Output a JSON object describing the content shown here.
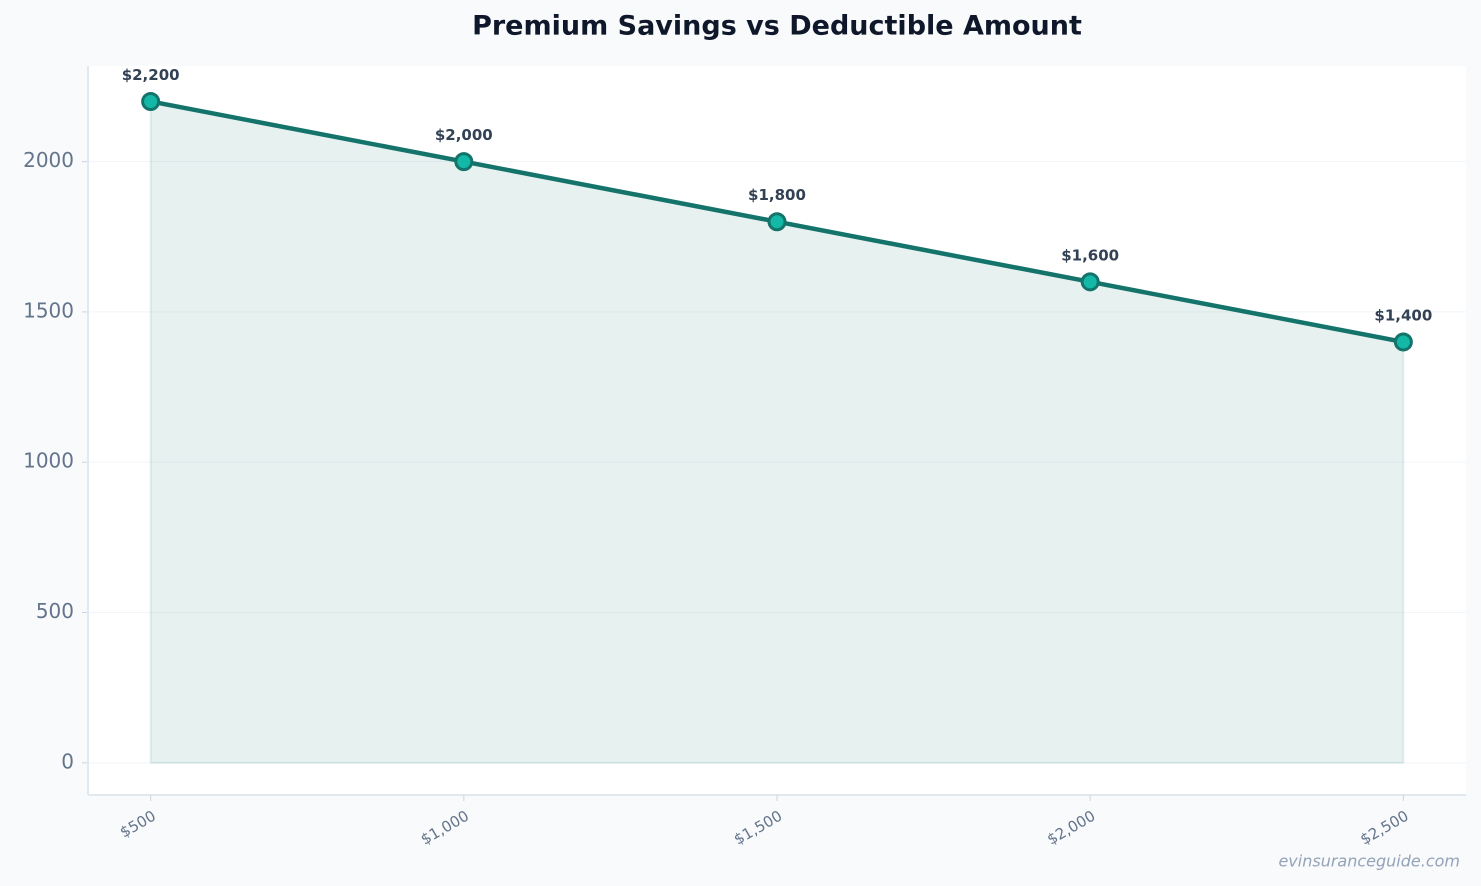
{
  "chart_data": {
    "type": "line",
    "title": "Premium Savings vs Deductible Amount",
    "categories": [
      "$500",
      "$1,000",
      "$1,500",
      "$2,000",
      "$2,500"
    ],
    "values": [
      2200,
      2000,
      1800,
      1600,
      1400
    ],
    "value_labels": [
      "$2,200",
      "$2,000",
      "$1,800",
      "$1,600",
      "$1,400"
    ],
    "color": "#14746b",
    "marker_color": "#14b8a6",
    "area": true,
    "ylim": [
      -107,
      2318
    ],
    "yticks": [
      0,
      500,
      1000,
      1500,
      2000
    ],
    "grid": true,
    "watermark": "evinsuranceguide.com"
  }
}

※ ※ ※

» **EXERCISE PROMPT**: Reproduce each line exactly as it appears, omitting the pictures.

» **IN RESPONSE**:
Output a JSON object describing the content shown here.
{
  "chart_data": {
    "type": "line",
    "title": "Premium Savings vs Deductible Amount",
    "categories": [
      "$500",
      "$1,000",
      "$1,500",
      "$2,000",
      "$2,500"
    ],
    "values": [
      2200,
      2000,
      1800,
      1600,
      1400
    ],
    "value_labels": [
      "$2,200",
      "$2,000",
      "$1,800",
      "$1,600",
      "$1,400"
    ],
    "color": "#14746b",
    "marker_color": "#14b8a6",
    "area": true,
    "ylim": [
      -107,
      2318
    ],
    "yticks": [
      0,
      500,
      1000,
      1500,
      2000
    ],
    "grid": true,
    "watermark": "evinsuranceguide.com"
  }
}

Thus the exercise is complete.